>>

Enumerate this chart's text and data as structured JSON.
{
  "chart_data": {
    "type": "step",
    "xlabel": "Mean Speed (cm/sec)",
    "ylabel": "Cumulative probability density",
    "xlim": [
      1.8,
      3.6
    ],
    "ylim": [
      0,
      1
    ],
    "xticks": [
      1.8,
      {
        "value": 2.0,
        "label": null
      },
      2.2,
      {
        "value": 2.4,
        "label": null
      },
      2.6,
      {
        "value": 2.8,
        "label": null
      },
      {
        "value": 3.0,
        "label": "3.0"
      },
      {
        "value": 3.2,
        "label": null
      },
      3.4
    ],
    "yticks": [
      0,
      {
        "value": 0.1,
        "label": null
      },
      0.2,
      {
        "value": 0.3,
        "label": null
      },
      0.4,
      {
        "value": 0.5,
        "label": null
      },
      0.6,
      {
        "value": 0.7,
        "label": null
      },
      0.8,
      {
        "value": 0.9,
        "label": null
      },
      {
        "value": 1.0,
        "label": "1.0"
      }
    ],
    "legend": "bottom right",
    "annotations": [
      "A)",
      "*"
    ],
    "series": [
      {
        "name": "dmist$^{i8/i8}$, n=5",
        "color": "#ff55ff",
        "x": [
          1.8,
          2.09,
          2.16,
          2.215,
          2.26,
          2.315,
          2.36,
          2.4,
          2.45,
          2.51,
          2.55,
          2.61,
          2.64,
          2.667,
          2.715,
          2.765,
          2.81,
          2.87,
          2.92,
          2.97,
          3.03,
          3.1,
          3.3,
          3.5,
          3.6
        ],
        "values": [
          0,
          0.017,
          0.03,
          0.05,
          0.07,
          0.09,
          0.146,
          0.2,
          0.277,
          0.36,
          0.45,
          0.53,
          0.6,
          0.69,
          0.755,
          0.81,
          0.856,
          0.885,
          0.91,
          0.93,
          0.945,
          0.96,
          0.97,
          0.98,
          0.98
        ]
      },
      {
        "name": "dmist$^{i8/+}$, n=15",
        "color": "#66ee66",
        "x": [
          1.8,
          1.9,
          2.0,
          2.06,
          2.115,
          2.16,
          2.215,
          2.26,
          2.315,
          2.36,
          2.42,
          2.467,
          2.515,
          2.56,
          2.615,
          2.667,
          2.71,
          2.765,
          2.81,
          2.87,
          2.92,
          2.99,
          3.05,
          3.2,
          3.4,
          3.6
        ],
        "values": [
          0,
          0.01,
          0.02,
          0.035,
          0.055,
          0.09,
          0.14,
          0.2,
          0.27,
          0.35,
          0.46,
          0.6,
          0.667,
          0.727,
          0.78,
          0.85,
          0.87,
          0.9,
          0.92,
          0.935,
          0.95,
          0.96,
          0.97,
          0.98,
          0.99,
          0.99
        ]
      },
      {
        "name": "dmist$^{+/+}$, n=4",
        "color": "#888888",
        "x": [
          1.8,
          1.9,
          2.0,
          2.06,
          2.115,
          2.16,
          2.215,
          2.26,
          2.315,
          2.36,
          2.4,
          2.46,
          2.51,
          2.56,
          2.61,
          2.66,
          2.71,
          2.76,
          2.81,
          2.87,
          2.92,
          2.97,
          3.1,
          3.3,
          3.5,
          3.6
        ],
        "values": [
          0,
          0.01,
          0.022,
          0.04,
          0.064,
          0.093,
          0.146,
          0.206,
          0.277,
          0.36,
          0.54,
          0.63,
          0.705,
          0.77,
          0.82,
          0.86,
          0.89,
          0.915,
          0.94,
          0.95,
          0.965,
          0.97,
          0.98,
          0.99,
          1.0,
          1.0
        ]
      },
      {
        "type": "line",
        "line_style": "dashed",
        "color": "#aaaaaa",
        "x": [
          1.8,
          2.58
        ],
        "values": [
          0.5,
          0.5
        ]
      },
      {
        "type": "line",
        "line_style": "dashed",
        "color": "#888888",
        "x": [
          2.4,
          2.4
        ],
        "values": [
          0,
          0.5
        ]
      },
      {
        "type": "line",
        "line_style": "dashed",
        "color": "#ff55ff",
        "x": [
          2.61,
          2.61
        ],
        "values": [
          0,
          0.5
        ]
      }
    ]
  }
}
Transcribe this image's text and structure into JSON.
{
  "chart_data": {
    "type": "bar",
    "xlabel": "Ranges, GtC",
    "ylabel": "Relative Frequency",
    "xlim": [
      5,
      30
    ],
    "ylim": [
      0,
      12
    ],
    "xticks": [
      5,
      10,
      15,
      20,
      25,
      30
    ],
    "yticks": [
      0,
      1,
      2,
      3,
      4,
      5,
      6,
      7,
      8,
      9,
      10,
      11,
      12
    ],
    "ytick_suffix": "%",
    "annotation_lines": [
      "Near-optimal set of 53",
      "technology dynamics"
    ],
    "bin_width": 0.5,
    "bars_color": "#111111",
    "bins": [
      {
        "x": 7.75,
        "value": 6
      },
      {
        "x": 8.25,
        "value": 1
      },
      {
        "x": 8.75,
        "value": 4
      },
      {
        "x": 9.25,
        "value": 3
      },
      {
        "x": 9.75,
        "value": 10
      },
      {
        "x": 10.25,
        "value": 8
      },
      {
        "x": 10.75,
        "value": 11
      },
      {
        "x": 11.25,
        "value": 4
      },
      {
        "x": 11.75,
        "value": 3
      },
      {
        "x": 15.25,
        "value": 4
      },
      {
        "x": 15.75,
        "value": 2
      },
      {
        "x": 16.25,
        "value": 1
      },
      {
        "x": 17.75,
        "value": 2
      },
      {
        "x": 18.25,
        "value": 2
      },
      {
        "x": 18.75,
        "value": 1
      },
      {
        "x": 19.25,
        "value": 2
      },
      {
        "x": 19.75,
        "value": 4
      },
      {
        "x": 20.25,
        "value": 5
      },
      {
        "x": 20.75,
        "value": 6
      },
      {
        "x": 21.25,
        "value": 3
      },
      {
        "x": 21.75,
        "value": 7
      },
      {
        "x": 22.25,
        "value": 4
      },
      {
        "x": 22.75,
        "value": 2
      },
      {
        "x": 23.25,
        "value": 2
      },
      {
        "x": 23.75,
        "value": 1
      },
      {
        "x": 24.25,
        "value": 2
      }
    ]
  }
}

<<

◆ Requirements:
Report all lines of the data above that include the string "JSON".

◆ Correct answer:
Enumerate this chart's text and data as structured JSON.
Transcribe this image's text and structure into JSON.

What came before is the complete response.